§ WORK REQUIRED: In the entries below, count each line holding the word "هیتوبیت". Answer with the total alone.

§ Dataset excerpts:
══════
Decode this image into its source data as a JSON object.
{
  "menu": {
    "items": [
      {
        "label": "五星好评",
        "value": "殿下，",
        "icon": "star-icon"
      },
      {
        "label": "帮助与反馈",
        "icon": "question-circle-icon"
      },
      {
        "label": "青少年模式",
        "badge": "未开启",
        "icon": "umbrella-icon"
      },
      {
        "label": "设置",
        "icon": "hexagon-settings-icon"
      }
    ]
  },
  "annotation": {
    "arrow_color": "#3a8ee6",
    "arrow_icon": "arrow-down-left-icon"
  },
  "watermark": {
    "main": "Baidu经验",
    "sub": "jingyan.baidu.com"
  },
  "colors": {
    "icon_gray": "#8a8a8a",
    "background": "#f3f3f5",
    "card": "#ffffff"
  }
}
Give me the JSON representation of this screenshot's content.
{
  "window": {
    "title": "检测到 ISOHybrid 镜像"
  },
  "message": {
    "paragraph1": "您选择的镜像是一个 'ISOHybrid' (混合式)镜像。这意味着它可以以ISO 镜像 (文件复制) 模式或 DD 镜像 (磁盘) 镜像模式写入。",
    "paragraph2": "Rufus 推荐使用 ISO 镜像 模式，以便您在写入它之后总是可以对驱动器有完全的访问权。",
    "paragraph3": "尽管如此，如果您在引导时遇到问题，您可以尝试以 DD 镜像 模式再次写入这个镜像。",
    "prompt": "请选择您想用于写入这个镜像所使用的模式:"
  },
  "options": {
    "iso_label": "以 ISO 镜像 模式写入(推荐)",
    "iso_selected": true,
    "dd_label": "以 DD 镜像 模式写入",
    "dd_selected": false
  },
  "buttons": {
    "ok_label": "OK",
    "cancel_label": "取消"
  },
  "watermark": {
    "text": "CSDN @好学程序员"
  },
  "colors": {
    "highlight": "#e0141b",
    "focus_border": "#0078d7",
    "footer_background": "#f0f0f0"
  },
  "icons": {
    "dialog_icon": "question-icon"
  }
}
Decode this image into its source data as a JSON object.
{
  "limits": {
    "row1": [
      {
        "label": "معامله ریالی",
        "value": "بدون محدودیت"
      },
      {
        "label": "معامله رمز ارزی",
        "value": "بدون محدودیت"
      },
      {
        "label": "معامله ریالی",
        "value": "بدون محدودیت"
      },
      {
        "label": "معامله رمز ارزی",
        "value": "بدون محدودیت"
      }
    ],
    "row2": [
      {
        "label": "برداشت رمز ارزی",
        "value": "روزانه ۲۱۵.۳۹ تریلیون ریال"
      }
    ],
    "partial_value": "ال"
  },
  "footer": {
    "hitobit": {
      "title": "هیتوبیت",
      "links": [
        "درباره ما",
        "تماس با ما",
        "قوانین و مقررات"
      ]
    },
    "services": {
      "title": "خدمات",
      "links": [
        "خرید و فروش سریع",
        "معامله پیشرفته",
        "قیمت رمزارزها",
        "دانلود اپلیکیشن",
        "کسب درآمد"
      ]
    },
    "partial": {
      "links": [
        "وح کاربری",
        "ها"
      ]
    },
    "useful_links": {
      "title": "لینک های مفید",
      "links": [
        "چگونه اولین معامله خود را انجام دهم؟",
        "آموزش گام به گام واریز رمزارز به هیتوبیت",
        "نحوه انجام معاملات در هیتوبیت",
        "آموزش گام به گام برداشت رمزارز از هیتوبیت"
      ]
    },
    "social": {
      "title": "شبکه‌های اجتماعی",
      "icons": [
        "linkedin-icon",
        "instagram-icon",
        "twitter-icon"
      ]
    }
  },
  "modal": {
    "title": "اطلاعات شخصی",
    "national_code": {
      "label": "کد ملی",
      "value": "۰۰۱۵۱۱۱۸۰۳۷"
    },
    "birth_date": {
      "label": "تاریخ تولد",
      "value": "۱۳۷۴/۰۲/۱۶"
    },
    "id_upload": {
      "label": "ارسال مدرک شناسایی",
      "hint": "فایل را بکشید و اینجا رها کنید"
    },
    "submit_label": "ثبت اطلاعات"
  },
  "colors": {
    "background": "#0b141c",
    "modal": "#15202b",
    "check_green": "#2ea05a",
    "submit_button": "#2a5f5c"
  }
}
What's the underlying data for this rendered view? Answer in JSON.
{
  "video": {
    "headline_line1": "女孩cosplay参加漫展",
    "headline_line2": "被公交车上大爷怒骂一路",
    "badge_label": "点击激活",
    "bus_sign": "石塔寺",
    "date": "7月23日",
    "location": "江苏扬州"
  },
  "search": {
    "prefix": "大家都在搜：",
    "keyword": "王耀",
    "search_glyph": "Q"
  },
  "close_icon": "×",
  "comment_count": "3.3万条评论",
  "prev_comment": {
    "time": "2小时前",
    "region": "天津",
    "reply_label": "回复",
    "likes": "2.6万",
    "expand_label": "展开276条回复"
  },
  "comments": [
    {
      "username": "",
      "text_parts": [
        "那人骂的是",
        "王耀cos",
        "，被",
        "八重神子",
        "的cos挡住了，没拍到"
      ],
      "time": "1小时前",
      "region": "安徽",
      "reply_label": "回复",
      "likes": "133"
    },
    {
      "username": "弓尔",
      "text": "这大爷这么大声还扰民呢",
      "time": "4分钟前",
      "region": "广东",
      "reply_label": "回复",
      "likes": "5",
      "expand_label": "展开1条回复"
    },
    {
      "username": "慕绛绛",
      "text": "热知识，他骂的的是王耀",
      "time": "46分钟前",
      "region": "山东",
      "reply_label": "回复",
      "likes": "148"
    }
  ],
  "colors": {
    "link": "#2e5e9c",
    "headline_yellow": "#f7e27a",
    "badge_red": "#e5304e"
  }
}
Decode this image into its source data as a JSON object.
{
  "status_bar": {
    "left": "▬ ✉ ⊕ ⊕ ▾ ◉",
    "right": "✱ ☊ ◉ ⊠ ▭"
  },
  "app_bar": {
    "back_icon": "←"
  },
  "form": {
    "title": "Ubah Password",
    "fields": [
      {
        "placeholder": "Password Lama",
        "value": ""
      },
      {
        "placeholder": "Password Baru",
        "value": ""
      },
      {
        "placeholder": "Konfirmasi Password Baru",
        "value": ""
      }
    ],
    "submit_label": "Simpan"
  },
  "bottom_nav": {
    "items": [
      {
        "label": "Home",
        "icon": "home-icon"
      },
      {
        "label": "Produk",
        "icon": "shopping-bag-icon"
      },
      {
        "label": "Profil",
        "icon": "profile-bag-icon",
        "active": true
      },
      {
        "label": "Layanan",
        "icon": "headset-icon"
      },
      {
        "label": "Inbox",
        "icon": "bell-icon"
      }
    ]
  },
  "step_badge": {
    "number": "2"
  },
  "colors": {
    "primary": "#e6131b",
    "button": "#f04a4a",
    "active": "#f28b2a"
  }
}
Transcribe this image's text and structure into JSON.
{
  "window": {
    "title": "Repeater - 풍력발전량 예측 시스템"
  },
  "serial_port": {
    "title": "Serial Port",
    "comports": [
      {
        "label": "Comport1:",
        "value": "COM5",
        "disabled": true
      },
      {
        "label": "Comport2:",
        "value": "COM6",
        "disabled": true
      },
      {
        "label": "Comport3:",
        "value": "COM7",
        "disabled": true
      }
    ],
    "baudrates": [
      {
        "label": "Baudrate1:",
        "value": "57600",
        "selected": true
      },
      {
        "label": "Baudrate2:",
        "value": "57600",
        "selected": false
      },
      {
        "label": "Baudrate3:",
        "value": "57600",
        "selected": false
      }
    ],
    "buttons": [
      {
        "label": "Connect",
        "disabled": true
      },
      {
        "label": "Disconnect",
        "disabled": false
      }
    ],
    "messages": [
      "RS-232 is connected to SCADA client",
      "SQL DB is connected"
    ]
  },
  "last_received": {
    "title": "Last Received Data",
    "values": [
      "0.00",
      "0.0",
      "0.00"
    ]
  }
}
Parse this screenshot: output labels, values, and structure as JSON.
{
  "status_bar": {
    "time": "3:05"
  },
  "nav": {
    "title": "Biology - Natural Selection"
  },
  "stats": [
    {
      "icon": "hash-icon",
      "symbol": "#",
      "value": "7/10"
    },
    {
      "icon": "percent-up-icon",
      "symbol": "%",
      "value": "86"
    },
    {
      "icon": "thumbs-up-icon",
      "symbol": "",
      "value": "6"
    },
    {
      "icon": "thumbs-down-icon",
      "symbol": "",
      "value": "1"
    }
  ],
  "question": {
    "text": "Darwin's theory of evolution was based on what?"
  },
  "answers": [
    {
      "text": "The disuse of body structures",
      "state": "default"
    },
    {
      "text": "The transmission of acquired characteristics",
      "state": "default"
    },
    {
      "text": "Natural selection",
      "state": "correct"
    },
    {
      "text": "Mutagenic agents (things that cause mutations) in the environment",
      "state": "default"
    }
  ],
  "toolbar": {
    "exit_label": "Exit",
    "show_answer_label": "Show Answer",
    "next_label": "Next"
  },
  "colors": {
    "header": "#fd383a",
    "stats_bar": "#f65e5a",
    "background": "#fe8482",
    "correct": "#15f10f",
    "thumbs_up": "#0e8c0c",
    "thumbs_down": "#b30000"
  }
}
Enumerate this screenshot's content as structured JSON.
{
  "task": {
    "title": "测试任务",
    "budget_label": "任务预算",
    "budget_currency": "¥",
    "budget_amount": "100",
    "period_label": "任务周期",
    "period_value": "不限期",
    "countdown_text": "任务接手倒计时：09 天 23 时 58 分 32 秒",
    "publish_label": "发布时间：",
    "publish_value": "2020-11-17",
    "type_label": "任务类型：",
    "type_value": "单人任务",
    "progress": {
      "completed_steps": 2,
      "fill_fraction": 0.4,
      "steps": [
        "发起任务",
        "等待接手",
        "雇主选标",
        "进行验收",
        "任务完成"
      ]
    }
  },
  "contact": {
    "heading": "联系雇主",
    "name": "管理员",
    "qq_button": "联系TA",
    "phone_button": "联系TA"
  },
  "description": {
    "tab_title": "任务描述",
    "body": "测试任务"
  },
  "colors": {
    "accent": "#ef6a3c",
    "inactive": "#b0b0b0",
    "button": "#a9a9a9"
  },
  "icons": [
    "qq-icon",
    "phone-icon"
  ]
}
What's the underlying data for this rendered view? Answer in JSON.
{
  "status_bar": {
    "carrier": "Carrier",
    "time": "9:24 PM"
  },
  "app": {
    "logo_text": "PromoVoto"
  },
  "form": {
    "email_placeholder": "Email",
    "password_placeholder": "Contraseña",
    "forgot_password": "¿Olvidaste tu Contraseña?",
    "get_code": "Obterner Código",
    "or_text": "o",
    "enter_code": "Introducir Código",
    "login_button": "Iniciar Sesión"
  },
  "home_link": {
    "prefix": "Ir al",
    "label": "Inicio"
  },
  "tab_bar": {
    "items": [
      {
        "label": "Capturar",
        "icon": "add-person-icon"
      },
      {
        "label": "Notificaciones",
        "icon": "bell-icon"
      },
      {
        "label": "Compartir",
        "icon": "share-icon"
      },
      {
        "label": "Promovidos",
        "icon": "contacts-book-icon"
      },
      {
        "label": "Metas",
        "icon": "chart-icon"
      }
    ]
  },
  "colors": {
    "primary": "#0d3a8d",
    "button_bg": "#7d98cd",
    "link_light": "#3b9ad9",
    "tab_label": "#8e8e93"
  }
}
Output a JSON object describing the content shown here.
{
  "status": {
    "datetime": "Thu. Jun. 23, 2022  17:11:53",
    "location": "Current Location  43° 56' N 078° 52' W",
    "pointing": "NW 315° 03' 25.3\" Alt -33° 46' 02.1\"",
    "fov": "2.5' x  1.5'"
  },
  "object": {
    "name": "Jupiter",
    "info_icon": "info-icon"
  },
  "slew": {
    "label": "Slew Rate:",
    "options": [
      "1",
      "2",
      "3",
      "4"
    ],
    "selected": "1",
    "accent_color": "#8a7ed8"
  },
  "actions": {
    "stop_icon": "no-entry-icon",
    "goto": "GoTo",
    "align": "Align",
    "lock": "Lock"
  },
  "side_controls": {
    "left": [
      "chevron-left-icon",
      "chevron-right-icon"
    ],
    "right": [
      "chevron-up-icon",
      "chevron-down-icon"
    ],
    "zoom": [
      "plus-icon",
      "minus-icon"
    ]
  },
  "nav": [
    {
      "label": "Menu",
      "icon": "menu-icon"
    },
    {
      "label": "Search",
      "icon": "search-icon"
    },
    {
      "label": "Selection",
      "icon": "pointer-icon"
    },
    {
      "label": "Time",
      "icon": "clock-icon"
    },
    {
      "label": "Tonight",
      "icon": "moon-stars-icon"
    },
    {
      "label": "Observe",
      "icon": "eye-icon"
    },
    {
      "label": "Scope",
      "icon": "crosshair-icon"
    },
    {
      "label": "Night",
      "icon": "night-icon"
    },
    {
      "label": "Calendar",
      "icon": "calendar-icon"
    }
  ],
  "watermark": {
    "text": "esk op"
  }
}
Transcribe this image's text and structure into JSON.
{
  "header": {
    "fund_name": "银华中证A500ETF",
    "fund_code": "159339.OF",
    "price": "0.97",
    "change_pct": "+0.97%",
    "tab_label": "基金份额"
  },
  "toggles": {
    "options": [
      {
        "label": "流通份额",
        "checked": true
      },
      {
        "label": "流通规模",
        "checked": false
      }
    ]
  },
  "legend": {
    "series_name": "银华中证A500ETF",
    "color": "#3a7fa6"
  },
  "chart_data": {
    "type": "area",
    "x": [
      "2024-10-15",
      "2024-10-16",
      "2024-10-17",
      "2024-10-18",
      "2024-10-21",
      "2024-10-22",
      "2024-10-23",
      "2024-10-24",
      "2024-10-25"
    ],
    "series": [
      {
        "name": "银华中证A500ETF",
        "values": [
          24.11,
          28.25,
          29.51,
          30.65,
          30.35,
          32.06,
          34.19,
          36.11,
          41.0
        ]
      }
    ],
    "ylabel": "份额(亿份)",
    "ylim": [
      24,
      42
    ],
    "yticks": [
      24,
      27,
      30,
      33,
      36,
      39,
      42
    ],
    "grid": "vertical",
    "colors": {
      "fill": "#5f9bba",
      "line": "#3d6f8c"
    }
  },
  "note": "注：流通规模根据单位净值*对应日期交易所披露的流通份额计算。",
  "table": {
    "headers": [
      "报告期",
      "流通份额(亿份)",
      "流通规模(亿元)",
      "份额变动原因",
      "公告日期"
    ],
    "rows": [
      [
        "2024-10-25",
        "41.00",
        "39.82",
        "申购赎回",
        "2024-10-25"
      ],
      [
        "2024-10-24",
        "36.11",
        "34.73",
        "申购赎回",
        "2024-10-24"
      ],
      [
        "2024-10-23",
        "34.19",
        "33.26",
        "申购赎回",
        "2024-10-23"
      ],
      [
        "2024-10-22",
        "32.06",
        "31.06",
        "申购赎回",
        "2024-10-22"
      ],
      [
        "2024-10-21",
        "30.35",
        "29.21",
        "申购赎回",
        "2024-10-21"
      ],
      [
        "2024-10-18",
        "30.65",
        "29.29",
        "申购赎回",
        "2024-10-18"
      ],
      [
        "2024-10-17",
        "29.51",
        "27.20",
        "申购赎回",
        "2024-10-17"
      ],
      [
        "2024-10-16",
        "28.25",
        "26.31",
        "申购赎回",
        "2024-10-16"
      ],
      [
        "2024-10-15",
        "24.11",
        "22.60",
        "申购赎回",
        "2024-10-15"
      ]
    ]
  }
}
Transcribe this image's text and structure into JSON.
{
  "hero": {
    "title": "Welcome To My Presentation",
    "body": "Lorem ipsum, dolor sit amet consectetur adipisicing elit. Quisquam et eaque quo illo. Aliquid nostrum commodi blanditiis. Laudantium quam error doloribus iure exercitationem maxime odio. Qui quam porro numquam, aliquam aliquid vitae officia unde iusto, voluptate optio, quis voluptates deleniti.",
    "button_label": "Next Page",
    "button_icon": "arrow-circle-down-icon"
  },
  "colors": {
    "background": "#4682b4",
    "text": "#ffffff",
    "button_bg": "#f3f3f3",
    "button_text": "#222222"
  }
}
══════
§ RESULT BELOW: 4